Box coordinate listings
* * * * * * *

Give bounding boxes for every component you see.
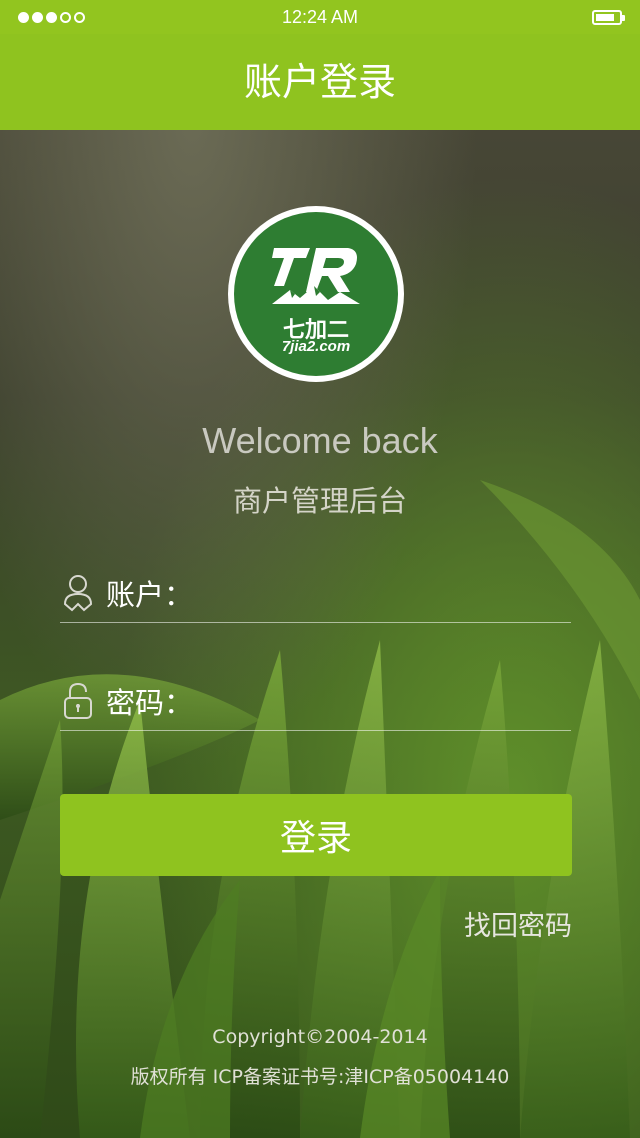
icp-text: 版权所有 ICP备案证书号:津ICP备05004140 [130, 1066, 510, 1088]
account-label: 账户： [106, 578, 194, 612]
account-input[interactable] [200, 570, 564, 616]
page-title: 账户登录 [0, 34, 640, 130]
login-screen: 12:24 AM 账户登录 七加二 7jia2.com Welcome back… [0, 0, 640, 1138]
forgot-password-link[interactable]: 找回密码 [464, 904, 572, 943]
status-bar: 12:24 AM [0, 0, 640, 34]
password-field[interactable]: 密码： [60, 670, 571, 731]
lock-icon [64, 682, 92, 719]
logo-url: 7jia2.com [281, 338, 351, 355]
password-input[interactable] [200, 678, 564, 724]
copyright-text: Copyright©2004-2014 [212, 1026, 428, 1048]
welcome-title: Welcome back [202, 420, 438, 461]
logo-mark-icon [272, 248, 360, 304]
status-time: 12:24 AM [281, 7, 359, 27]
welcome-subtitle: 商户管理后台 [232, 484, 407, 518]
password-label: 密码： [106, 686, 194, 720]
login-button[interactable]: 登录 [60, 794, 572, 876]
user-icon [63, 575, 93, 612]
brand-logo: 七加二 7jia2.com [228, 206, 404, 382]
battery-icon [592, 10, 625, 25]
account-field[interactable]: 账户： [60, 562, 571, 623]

* * * * * * *

Task instructions
Can you retype every line of the items, from the one containing "icp-text: 版权所有 ICP备案证书号:津ICP备05004140" down to the one containing "logo-url: 7jia2.com [281, 338, 351, 355]", including both of those lines and leaving each one unchanged?

The completed task
icp-text: 版权所有 ICP备案证书号:津ICP备05004140 [130, 1066, 510, 1088]
account-label: 账户： [106, 578, 194, 612]
account-input[interactable] [200, 570, 564, 616]
page-title: 账户登录 [0, 34, 640, 130]
login-screen: 12:24 AM 账户登录 七加二 7jia2.com Welcome back… [0, 0, 640, 1138]
forgot-password-link[interactable]: 找回密码 [464, 904, 572, 943]
status-bar: 12:24 AM [0, 0, 640, 34]
password-field[interactable]: 密码： [60, 670, 571, 731]
lock-icon [64, 682, 92, 719]
logo-url: 7jia2.com [281, 338, 351, 355]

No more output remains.